* START Available data *
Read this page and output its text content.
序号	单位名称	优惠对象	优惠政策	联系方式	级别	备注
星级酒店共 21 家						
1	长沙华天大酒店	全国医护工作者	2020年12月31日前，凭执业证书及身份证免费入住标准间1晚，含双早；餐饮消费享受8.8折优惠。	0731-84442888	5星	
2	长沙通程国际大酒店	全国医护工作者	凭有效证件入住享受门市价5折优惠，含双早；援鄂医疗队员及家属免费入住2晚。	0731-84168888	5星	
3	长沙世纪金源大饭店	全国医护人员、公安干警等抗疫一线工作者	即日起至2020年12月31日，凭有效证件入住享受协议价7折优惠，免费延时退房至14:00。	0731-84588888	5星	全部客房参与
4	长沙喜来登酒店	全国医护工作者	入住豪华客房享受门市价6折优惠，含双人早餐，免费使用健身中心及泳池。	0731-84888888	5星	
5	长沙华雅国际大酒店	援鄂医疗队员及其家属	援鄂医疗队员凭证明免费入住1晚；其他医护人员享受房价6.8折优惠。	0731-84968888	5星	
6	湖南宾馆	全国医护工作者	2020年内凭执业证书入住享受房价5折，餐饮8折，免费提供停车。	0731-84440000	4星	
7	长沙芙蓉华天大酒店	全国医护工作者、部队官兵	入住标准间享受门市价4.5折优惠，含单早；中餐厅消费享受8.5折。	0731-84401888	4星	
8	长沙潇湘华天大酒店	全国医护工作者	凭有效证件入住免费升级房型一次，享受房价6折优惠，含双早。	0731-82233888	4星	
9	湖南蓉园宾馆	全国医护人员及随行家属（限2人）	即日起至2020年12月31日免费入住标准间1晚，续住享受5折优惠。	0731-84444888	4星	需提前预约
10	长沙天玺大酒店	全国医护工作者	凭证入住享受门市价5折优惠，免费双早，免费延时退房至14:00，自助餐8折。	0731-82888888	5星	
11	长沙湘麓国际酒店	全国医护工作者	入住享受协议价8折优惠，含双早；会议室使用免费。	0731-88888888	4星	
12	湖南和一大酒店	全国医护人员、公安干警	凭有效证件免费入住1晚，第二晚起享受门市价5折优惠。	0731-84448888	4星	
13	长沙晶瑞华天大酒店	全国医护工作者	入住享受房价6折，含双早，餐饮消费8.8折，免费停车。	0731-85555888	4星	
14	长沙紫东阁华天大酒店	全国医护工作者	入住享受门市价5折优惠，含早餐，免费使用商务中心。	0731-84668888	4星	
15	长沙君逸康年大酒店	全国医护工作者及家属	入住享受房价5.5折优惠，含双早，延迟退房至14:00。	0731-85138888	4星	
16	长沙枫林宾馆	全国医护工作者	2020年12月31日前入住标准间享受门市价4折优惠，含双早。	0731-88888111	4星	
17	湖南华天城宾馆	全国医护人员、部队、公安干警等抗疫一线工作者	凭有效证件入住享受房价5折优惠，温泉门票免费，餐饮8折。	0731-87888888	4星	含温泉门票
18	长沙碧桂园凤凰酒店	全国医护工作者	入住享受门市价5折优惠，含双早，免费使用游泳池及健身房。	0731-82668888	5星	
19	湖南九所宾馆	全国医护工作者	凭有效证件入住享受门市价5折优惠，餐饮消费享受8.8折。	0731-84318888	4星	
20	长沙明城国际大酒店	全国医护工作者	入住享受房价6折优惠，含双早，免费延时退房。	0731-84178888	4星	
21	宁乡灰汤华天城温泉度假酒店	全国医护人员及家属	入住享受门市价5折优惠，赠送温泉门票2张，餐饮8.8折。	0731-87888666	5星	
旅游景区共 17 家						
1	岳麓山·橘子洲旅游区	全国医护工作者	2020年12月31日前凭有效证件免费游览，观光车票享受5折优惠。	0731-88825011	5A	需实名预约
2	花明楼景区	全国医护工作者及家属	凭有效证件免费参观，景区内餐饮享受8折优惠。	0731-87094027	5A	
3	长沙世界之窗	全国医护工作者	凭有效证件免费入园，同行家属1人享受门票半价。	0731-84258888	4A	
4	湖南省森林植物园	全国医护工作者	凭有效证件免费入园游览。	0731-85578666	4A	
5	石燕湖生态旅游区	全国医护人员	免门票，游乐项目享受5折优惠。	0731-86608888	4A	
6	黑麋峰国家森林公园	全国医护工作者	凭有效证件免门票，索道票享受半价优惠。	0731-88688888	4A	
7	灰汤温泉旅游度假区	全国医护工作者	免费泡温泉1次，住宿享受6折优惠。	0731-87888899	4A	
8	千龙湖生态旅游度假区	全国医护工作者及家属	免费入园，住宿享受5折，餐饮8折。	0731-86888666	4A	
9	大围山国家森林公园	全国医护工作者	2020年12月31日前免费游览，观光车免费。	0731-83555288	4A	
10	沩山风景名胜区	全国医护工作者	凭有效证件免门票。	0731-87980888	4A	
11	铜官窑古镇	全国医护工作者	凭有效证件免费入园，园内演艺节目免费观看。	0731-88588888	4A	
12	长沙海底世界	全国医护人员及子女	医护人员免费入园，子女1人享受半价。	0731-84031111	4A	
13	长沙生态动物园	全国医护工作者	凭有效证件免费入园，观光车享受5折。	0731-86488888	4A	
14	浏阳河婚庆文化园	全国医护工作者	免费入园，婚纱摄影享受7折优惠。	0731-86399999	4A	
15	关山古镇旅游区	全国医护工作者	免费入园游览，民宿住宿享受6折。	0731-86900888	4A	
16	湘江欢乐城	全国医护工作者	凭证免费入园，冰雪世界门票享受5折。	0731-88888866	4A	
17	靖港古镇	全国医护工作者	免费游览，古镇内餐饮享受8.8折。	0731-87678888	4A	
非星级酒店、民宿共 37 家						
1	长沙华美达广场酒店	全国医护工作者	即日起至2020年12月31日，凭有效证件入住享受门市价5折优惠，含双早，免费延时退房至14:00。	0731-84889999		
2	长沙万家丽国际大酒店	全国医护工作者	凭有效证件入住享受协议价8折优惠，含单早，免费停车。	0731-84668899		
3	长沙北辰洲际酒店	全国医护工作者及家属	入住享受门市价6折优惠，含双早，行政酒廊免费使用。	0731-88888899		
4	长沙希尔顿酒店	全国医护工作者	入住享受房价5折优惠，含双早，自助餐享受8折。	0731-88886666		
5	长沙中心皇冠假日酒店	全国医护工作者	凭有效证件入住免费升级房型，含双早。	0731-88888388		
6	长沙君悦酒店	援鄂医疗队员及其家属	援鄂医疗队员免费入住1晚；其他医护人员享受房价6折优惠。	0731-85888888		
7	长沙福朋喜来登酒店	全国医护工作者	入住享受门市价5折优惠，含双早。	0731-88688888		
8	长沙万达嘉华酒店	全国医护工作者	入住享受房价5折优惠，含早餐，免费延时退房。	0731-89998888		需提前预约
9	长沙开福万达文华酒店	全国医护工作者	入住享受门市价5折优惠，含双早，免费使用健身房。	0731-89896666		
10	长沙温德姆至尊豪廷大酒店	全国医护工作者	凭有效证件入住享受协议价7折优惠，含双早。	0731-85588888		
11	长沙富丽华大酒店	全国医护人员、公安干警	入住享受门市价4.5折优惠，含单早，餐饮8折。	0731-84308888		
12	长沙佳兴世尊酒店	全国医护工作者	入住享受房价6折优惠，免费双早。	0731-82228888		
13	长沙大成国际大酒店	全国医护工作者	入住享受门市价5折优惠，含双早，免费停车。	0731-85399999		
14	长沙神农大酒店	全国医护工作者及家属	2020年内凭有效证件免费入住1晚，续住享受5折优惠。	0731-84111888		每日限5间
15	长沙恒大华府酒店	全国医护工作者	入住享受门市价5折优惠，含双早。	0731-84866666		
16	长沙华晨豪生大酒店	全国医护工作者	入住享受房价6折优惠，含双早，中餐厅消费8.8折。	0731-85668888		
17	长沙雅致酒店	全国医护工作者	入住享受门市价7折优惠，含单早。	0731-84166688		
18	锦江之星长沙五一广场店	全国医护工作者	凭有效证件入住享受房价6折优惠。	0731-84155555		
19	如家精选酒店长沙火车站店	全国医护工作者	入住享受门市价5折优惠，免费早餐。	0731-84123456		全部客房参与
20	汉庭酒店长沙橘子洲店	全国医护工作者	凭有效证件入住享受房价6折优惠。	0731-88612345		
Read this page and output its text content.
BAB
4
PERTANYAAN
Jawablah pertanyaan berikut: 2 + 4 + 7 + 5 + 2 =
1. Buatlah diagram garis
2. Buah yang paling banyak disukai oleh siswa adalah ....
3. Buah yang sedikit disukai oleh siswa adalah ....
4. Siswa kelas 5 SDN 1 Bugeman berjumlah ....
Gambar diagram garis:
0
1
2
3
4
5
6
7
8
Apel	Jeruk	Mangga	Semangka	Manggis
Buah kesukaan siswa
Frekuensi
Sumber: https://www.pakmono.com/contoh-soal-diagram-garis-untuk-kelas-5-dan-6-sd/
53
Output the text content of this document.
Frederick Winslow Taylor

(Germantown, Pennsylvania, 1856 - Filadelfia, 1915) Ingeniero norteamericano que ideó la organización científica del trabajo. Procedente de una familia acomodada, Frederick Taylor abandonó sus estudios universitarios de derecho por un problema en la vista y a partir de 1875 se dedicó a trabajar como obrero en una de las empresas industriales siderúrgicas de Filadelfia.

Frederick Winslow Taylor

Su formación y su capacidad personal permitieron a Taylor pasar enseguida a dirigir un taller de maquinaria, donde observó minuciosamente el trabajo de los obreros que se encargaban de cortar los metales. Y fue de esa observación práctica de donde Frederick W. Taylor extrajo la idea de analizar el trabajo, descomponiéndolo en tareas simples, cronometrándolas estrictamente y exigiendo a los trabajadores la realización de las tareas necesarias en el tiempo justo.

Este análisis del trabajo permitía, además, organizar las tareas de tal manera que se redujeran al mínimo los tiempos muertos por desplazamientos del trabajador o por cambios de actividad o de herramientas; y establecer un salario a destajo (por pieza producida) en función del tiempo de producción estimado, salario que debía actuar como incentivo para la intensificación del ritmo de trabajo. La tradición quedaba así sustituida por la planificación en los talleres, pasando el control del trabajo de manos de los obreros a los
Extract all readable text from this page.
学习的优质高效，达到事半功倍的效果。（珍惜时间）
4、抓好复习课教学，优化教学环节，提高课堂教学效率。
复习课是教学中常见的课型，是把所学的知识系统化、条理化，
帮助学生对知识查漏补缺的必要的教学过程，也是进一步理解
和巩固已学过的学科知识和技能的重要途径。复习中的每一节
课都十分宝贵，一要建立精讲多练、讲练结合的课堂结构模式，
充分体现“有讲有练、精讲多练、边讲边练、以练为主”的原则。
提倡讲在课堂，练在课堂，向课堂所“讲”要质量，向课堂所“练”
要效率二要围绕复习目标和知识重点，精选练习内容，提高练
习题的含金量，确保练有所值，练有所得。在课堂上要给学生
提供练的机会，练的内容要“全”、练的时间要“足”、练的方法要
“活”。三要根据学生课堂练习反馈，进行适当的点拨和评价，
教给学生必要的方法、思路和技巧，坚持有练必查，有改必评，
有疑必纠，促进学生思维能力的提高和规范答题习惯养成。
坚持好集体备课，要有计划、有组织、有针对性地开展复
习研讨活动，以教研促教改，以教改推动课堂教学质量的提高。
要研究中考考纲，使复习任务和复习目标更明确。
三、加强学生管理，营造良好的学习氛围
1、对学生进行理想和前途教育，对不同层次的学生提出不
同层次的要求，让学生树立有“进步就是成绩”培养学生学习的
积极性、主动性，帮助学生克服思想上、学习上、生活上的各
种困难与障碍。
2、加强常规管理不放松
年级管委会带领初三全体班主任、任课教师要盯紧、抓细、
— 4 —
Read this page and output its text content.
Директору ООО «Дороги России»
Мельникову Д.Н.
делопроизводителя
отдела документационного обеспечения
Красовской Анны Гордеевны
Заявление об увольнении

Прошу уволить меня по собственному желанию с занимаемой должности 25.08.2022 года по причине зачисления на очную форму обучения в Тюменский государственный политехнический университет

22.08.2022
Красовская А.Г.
* END Available data *
Only lines with the word "全部客房参与" are wanted, so copy each one from the records.

3	长沙世纪金源大饭店	全国医护人员、公安干警等抗疫一线工作者	即日起至2020年12月31日，凭有效证件入住享受协议价7折优惠，免费延时退房至14:00。	0731-84588888	5星	全部客房参与
19	如家精选酒店长沙火车站店	全国医护工作者	入住享受门市价5折优惠，免费早餐。	0731-84123456		全部客房参与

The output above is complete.